Your objective: Using the listing below, copy every line that mentions "nemployés".

Supplied material:
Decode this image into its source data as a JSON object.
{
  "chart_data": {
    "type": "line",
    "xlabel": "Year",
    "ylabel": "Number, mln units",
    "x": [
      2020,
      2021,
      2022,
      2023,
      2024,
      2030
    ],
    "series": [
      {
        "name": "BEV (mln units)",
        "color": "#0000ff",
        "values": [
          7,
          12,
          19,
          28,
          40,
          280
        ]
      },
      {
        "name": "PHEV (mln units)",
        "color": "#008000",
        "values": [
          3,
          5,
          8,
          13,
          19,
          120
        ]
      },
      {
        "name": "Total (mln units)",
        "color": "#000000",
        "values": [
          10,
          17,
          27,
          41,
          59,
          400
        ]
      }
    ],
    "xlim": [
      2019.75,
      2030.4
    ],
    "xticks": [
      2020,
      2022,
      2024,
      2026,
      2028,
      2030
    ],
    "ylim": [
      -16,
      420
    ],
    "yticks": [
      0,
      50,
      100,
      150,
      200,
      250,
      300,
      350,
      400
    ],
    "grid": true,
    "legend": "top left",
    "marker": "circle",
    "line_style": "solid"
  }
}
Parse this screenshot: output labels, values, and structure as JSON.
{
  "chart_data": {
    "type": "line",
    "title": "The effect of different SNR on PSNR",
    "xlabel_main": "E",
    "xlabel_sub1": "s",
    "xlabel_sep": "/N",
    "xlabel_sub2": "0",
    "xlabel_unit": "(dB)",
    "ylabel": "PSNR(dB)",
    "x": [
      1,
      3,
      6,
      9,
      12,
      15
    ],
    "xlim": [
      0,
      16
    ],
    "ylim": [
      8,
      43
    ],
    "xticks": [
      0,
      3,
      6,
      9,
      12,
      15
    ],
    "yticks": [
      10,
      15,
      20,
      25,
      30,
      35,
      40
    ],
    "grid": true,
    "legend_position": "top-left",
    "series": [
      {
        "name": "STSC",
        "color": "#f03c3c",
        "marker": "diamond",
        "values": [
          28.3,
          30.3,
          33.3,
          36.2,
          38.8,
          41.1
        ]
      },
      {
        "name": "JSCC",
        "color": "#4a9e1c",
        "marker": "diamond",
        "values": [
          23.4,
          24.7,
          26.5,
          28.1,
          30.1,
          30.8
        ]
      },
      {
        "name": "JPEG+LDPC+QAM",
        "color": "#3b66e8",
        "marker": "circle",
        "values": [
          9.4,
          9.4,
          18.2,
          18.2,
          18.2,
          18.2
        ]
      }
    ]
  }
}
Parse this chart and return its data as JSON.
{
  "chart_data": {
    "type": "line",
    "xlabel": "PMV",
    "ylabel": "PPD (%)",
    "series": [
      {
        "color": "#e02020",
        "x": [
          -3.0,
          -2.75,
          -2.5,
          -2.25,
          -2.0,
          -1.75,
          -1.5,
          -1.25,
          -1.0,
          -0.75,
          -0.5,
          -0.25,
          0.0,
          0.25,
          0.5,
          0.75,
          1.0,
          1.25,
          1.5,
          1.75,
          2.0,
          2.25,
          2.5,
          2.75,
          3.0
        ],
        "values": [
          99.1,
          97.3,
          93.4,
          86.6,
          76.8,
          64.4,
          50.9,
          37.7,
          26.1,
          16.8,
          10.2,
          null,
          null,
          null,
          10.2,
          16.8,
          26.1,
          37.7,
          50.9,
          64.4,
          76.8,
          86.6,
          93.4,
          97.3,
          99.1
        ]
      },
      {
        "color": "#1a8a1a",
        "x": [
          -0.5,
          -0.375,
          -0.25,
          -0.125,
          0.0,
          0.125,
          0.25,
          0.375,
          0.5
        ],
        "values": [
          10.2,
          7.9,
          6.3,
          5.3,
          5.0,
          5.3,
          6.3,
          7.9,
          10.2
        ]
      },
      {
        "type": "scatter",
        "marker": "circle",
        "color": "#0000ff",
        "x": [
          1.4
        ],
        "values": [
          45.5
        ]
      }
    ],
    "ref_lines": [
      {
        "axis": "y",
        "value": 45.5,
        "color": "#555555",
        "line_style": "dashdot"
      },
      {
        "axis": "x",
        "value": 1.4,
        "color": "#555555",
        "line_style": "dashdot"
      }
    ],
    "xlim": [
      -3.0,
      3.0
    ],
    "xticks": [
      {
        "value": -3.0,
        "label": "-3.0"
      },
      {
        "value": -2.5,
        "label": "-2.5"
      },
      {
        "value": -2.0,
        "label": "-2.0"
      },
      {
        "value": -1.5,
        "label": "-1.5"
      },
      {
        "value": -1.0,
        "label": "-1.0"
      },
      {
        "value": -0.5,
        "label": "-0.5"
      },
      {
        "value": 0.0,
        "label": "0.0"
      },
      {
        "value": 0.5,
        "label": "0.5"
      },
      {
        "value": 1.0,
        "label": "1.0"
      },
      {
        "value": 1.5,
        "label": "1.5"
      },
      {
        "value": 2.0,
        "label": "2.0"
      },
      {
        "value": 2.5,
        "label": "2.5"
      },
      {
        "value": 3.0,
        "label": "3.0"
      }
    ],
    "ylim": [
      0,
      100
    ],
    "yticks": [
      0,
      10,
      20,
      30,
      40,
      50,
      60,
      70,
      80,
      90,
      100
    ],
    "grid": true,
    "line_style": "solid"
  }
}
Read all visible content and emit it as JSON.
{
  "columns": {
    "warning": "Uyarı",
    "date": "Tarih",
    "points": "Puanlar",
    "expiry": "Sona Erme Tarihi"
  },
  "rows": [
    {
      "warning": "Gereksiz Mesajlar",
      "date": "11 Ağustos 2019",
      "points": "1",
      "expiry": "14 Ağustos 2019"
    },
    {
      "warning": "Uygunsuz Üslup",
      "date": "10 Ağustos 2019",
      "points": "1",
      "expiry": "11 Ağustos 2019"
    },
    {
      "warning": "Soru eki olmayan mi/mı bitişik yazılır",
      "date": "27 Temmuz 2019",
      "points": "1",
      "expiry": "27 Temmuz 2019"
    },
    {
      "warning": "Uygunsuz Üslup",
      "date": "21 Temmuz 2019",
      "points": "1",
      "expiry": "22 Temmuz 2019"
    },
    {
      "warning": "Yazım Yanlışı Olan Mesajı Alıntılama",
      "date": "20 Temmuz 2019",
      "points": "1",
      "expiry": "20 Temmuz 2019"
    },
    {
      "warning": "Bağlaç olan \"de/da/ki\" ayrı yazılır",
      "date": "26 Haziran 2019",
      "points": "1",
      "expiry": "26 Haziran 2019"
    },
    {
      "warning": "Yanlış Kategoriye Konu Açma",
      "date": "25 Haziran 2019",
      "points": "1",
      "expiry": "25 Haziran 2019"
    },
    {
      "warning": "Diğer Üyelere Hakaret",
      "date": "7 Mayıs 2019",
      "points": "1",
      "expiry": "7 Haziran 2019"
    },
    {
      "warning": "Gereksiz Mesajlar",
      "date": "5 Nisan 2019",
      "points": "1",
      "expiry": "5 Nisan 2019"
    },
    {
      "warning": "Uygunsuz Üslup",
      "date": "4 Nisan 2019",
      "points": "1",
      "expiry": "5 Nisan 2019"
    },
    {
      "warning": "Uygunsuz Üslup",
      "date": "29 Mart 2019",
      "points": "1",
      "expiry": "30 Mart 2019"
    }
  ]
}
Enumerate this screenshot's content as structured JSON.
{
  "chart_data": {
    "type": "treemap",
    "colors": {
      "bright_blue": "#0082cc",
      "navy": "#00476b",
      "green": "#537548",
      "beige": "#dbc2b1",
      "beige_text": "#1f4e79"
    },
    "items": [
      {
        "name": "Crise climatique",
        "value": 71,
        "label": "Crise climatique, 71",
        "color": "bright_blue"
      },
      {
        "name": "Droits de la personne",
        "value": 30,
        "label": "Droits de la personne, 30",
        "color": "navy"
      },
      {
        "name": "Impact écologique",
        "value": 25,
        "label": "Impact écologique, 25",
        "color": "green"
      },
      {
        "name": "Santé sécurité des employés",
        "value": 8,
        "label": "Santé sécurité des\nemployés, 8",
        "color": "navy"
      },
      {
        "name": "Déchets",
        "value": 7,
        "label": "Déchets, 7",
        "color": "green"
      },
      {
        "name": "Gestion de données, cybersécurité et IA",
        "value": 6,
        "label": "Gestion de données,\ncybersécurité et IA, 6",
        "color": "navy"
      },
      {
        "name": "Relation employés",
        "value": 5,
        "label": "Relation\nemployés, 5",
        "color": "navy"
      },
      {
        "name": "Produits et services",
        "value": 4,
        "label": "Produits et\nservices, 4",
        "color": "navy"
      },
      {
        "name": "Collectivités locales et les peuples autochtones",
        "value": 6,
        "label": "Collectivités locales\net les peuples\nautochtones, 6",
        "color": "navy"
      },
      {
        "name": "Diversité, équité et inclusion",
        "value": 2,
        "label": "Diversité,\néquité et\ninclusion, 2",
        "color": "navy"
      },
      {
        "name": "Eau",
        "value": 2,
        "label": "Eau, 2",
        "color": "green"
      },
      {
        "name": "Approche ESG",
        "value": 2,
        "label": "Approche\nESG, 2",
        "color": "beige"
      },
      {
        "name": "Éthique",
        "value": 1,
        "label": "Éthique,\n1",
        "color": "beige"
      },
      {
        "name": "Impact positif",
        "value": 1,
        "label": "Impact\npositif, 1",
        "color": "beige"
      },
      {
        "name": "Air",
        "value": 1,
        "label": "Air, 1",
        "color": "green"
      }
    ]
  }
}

Answer in full:
        "label": "Santé sécurité des\nemployés, 8",
        "label": "Relation\nemployés, 5",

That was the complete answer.